_Written instruction_. Return the material word for word. Do not include pictures.
● ● ● ● ●
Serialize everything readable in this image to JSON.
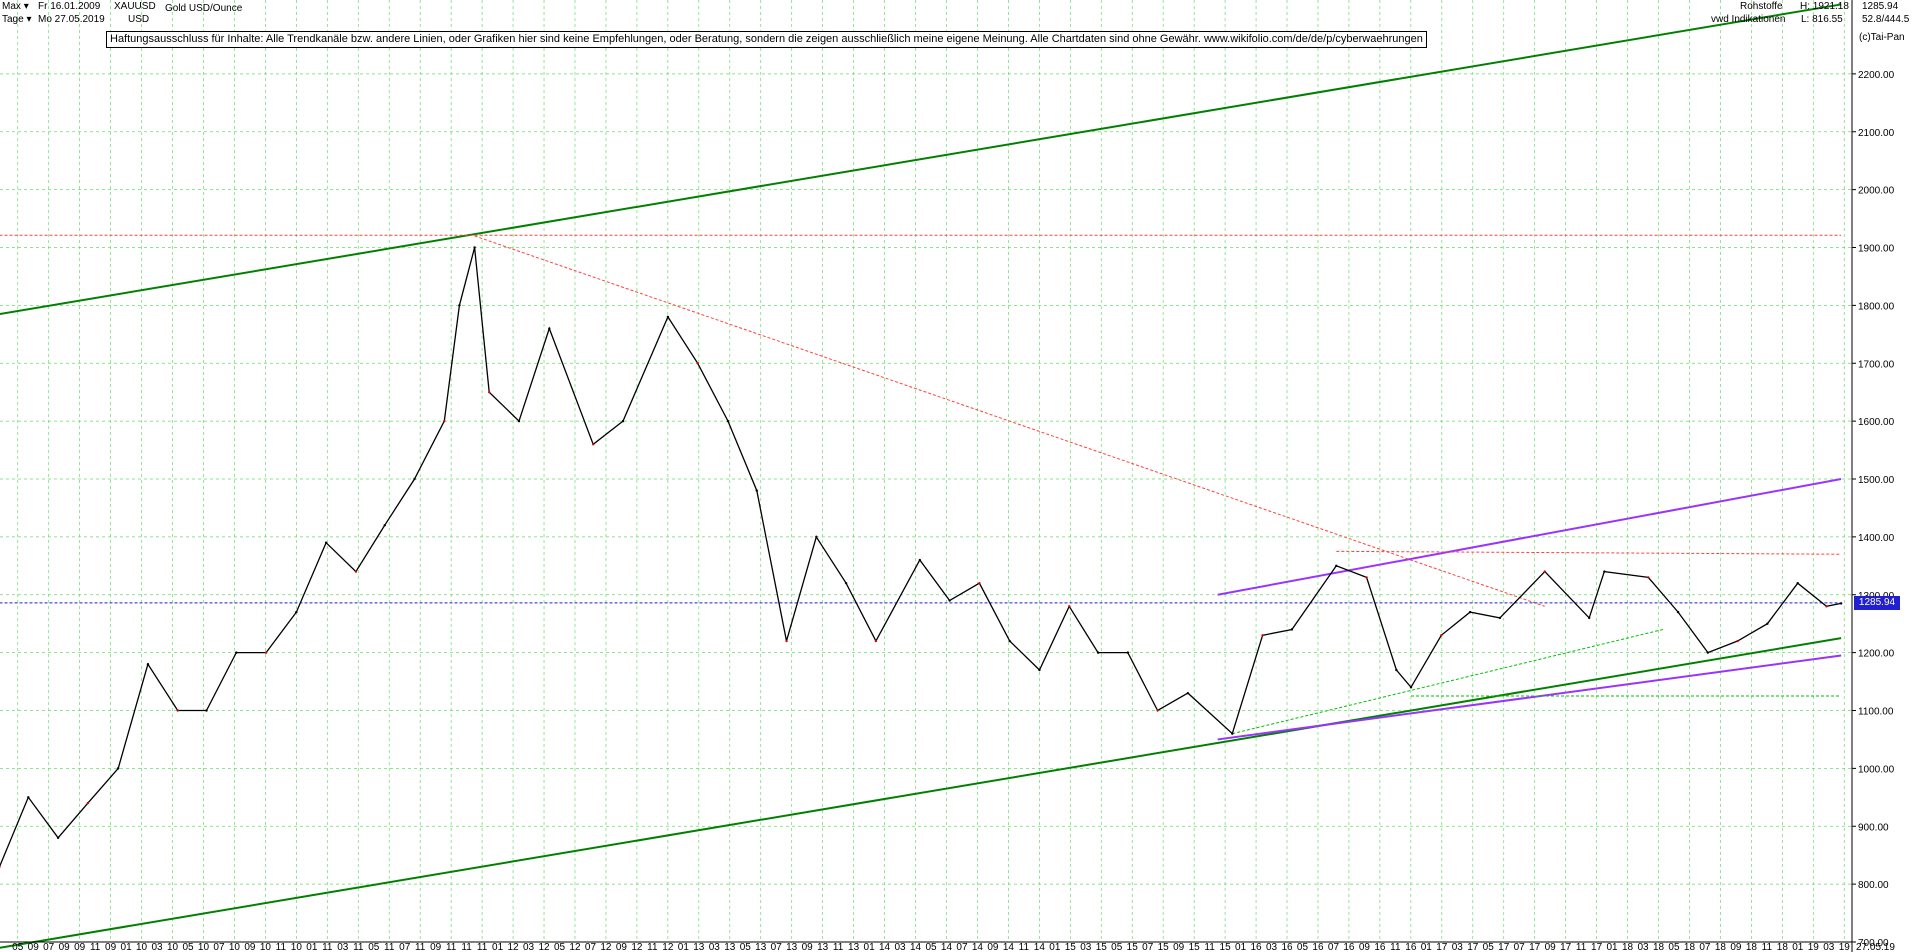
{
  "header": {
    "range_mode": "Max",
    "interval_mode": "Tage",
    "start_date": "Fr 16.01.2009",
    "end_date": "Mo 27.05.2019",
    "symbol": "XAUUSD",
    "currency": "USD",
    "instrument_name": "Gold USD/Ounce",
    "category": "Rohstoffe",
    "source": "vwd Indikationen",
    "high_label": "H: 1921.18",
    "low_label": "L: 816.55",
    "last_value": "1285.94",
    "range_info": "52.8/444.5",
    "copyright": "(c)Tai-Pan"
  },
  "disclaimer": "Haftungsausschluss für Inhalte: Alle Trendkanäle bzw. andere Linien, oder Grafiken hier sind keine Empfehlungen, oder Beratung, sondern die zeigen ausschließlich meine eigene Meinung. Alle Chartdaten sind ohne Gewähr.  www.wikifolio.com/de/de/p/cyberwaehrungen",
  "chart_data": {
    "type": "line",
    "title": "Gold USD/Ounce",
    "ylim": [
      700,
      2300
    ],
    "y_ticks": [
      700,
      800,
      900,
      1000,
      1100,
      1200,
      1300,
      1400,
      1500,
      1600,
      1700,
      1800,
      1900,
      2000,
      2100,
      2200
    ],
    "x_tick_labels": [
      "05",
      "09",
      "07",
      "09",
      "09",
      "11",
      "09",
      "01",
      "10",
      "03",
      "10",
      "05",
      "10",
      "07",
      "10",
      "09",
      "10",
      "11",
      "10",
      "01",
      "11",
      "03",
      "11",
      "05",
      "11",
      "07",
      "11",
      "09",
      "11",
      "11",
      "11",
      "01",
      "12",
      "03",
      "12",
      "05",
      "12",
      "07",
      "12",
      "09",
      "12",
      "11",
      "12",
      "01",
      "13",
      "03",
      "13",
      "05",
      "13",
      "07",
      "13",
      "09",
      "13",
      "11",
      "13",
      "01",
      "14",
      "03",
      "14",
      "05",
      "14",
      "07",
      "14",
      "09",
      "14",
      "11",
      "14",
      "01",
      "15",
      "03",
      "15",
      "05",
      "15",
      "07",
      "15",
      "09",
      "15",
      "11",
      "15",
      "01",
      "16",
      "03",
      "16",
      "05",
      "16",
      "07",
      "16",
      "09",
      "16",
      "11",
      "16",
      "01",
      "17",
      "03",
      "17",
      "05",
      "17",
      "07",
      "17",
      "09",
      "17",
      "11",
      "17",
      "01",
      "18",
      "03",
      "18",
      "05",
      "18",
      "07",
      "18",
      "09",
      "18",
      "11",
      "18",
      "01",
      "19",
      "03",
      "19"
    ],
    "end_label": "27.05.19",
    "current_price": 1285.94,
    "high_price": 1921.18,
    "grid": true,
    "series": [
      {
        "name": "Gold USD/Ounce",
        "x": [
          "2009-01",
          "2009-03",
          "2009-05",
          "2009-07",
          "2009-09",
          "2009-11",
          "2010-01",
          "2010-03",
          "2010-05",
          "2010-07",
          "2010-09",
          "2010-11",
          "2011-01",
          "2011-03",
          "2011-05",
          "2011-07",
          "2011-08",
          "2011-09",
          "2011-10",
          "2011-12",
          "2012-02",
          "2012-05",
          "2012-07",
          "2012-10",
          "2012-12",
          "2013-02",
          "2013-04",
          "2013-06",
          "2013-08",
          "2013-10",
          "2013-12",
          "2014-03",
          "2014-05",
          "2014-07",
          "2014-09",
          "2014-11",
          "2015-01",
          "2015-03",
          "2015-05",
          "2015-07",
          "2015-09",
          "2015-12",
          "2016-02",
          "2016-04",
          "2016-07",
          "2016-09",
          "2016-11",
          "2016-12",
          "2017-02",
          "2017-04",
          "2017-06",
          "2017-09",
          "2017-12",
          "2018-01",
          "2018-04",
          "2018-06",
          "2018-08",
          "2018-10",
          "2018-12",
          "2019-02",
          "2019-04",
          "2019-05"
        ],
        "values": [
          830,
          950,
          880,
          940,
          1000,
          1180,
          1100,
          1100,
          1200,
          1200,
          1270,
          1390,
          1340,
          1420,
          1500,
          1600,
          1800,
          1900,
          1650,
          1600,
          1760,
          1560,
          1600,
          1780,
          1700,
          1600,
          1480,
          1220,
          1400,
          1320,
          1220,
          1360,
          1290,
          1320,
          1220,
          1170,
          1280,
          1200,
          1200,
          1100,
          1130,
          1060,
          1230,
          1240,
          1350,
          1330,
          1170,
          1140,
          1230,
          1270,
          1260,
          1340,
          1260,
          1340,
          1330,
          1270,
          1200,
          1220,
          1250,
          1320,
          1280,
          1285
        ]
      }
    ],
    "trendlines": [
      {
        "name": "",
        "style": "solid",
        "color": "#008000",
        "points": [
          [
            "2009-01",
            1785
          ],
          [
            "2019-05",
            2320
          ]
        ]
      },
      {
        "name": "",
        "style": "solid",
        "color": "#008000",
        "points": [
          [
            "2009-01",
            690
          ],
          [
            "2019-05",
            1225
          ]
        ]
      },
      {
        "name": "",
        "style": "solid",
        "color": "#9933ff",
        "points": [
          [
            "2015-11",
            1050
          ],
          [
            "2019-05",
            1195
          ]
        ]
      },
      {
        "name": "",
        "style": "solid",
        "color": "#9933ff",
        "points": [
          [
            "2015-11",
            1300
          ],
          [
            "2019-05",
            1500
          ]
        ]
      },
      {
        "name": "",
        "style": "dashed",
        "color": "#ff4040",
        "points": [
          [
            "2011-09",
            1920
          ],
          [
            "2017-09",
            1280
          ]
        ]
      },
      {
        "name": "",
        "style": "dashed",
        "color": "#ff4040",
        "points": [
          [
            "2009-01",
            1921.18
          ],
          [
            "2019-05",
            1921.18
          ]
        ]
      },
      {
        "name": "",
        "style": "dashed",
        "color": "#ff4040",
        "points": [
          [
            "2016-07",
            1375
          ],
          [
            "2019-05",
            1370
          ]
        ]
      },
      {
        "name": "",
        "style": "dashed",
        "color": "#00c000",
        "points": [
          [
            "2015-12",
            1060
          ],
          [
            "2018-05",
            1240
          ]
        ]
      },
      {
        "name": "",
        "style": "dashed",
        "color": "#00c000",
        "points": [
          [
            "2016-12",
            1125
          ],
          [
            "2019-05",
            1125
          ]
        ]
      },
      {
        "name": "",
        "style": "dashed",
        "color": "#2020d0",
        "points": [
          [
            "2009-01",
            1285.94
          ],
          [
            "2019-05",
            1285.94
          ]
        ]
      }
    ]
  }
}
● ● ● ● ●
_Solution to this exercise_.
Serialize everything readable in this image to JSON.
{
  "header": {
    "range_mode": "Max",
    "interval_mode": "Tage",
    "start_date": "Fr 16.01.2009",
    "end_date": "Mo 27.05.2019",
    "symbol": "XAUUSD",
    "currency": "USD",
    "instrument_name": "Gold USD/Ounce",
    "category": "Rohstoffe",
    "source": "vwd Indikationen",
    "high_label": "H: 1921.18",
    "low_label": "L: 816.55",
    "last_value": "1285.94",
    "range_info": "52.8/444.5",
    "copyright": "(c)Tai-Pan"
  },
  "disclaimer": "Haftungsausschluss für Inhalte: Alle Trendkanäle bzw. andere Linien, oder Grafiken hier sind keine Empfehlungen, oder Beratung, sondern die zeigen ausschließlich meine eigene Meinung. Alle Chartdaten sind ohne Gewähr.  www.wikifolio.com/de/de/p/cyberwaehrungen",
  "chart_data": {
    "type": "line",
    "title": "Gold USD/Ounce",
    "ylim": [
      700,
      2300
    ],
    "y_ticks": [
      700,
      800,
      900,
      1000,
      1100,
      1200,
      1300,
      1400,
      1500,
      1600,
      1700,
      1800,
      1900,
      2000,
      2100,
      2200
    ],
    "x_tick_labels": [
      "05",
      "09",
      "07",
      "09",
      "09",
      "11",
      "09",
      "01",
      "10",
      "03",
      "10",
      "05",
      "10",
      "07",
      "10",
      "09",
      "10",
      "11",
      "10",
      "01",
      "11",
      "03",
      "11",
      "05",
      "11",
      "07",
      "11",
      "09",
      "11",
      "11",
      "11",
      "01",
      "12",
      "03",
      "12",
      "05",
      "12",
      "07",
      "12",
      "09",
      "12",
      "11",
      "12",
      "01",
      "13",
      "03",
      "13",
      "05",
      "13",
      "07",
      "13",
      "09",
      "13",
      "11",
      "13",
      "01",
      "14",
      "03",
      "14",
      "05",
      "14",
      "07",
      "14",
      "09",
      "14",
      "11",
      "14",
      "01",
      "15",
      "03",
      "15",
      "05",
      "15",
      "07",
      "15",
      "09",
      "15",
      "11",
      "15",
      "01",
      "16",
      "03",
      "16",
      "05",
      "16",
      "07",
      "16",
      "09",
      "16",
      "11",
      "16",
      "01",
      "17",
      "03",
      "17",
      "05",
      "17",
      "07",
      "17",
      "09",
      "17",
      "11",
      "17",
      "01",
      "18",
      "03",
      "18",
      "05",
      "18",
      "07",
      "18",
      "09",
      "18",
      "11",
      "18",
      "01",
      "19",
      "03",
      "19"
    ],
    "end_label": "27.05.19",
    "current_price": 1285.94,
    "high_price": 1921.18,
    "grid": true,
    "series": [
      {
        "name": "Gold USD/Ounce",
        "x": [
          "2009-01",
          "2009-03",
          "2009-05",
          "2009-07",
          "2009-09",
          "2009-11",
          "2010-01",
          "2010-03",
          "2010-05",
          "2010-07",
          "2010-09",
          "2010-11",
          "2011-01",
          "2011-03",
          "2011-05",
          "2011-07",
          "2011-08",
          "2011-09",
          "2011-10",
          "2011-12",
          "2012-02",
          "2012-05",
          "2012-07",
          "2012-10",
          "2012-12",
          "2013-02",
          "2013-04",
          "2013-06",
          "2013-08",
          "2013-10",
          "2013-12",
          "2014-03",
          "2014-05",
          "2014-07",
          "2014-09",
          "2014-11",
          "2015-01",
          "2015-03",
          "2015-05",
          "2015-07",
          "2015-09",
          "2015-12",
          "2016-02",
          "2016-04",
          "2016-07",
          "2016-09",
          "2016-11",
          "2016-12",
          "2017-02",
          "2017-04",
          "2017-06",
          "2017-09",
          "2017-12",
          "2018-01",
          "2018-04",
          "2018-06",
          "2018-08",
          "2018-10",
          "2018-12",
          "2019-02",
          "2019-04",
          "2019-05"
        ],
        "values": [
          830,
          950,
          880,
          940,
          1000,
          1180,
          1100,
          1100,
          1200,
          1200,
          1270,
          1390,
          1340,
          1420,
          1500,
          1600,
          1800,
          1900,
          1650,
          1600,
          1760,
          1560,
          1600,
          1780,
          1700,
          1600,
          1480,
          1220,
          1400,
          1320,
          1220,
          1360,
          1290,
          1320,
          1220,
          1170,
          1280,
          1200,
          1200,
          1100,
          1130,
          1060,
          1230,
          1240,
          1350,
          1330,
          1170,
          1140,
          1230,
          1270,
          1260,
          1340,
          1260,
          1340,
          1330,
          1270,
          1200,
          1220,
          1250,
          1320,
          1280,
          1285
        ]
      }
    ],
    "trendlines": [
      {
        "name": "",
        "style": "solid",
        "color": "#008000",
        "points": [
          [
            "2009-01",
            1785
          ],
          [
            "2019-05",
            2320
          ]
        ]
      },
      {
        "name": "",
        "style": "solid",
        "color": "#008000",
        "points": [
          [
            "2009-01",
            690
          ],
          [
            "2019-05",
            1225
          ]
        ]
      },
      {
        "name": "",
        "style": "solid",
        "color": "#9933ff",
        "points": [
          [
            "2015-11",
            1050
          ],
          [
            "2019-05",
            1195
          ]
        ]
      },
      {
        "name": "",
        "style": "solid",
        "color": "#9933ff",
        "points": [
          [
            "2015-11",
            1300
          ],
          [
            "2019-05",
            1500
          ]
        ]
      },
      {
        "name": "",
        "style": "dashed",
        "color": "#ff4040",
        "points": [
          [
            "2011-09",
            1920
          ],
          [
            "2017-09",
            1280
          ]
        ]
      },
      {
        "name": "",
        "style": "dashed",
        "color": "#ff4040",
        "points": [
          [
            "2009-01",
            1921.18
          ],
          [
            "2019-05",
            1921.18
          ]
        ]
      },
      {
        "name": "",
        "style": "dashed",
        "color": "#ff4040",
        "points": [
          [
            "2016-07",
            1375
          ],
          [
            "2019-05",
            1370
          ]
        ]
      },
      {
        "name": "",
        "style": "dashed",
        "color": "#00c000",
        "points": [
          [
            "2015-12",
            1060
          ],
          [
            "2018-05",
            1240
          ]
        ]
      },
      {
        "name": "",
        "style": "dashed",
        "color": "#00c000",
        "points": [
          [
            "2016-12",
            1125
          ],
          [
            "2019-05",
            1125
          ]
        ]
      },
      {
        "name": "",
        "style": "dashed",
        "color": "#2020d0",
        "points": [
          [
            "2009-01",
            1285.94
          ],
          [
            "2019-05",
            1285.94
          ]
        ]
      }
    ]
  }
}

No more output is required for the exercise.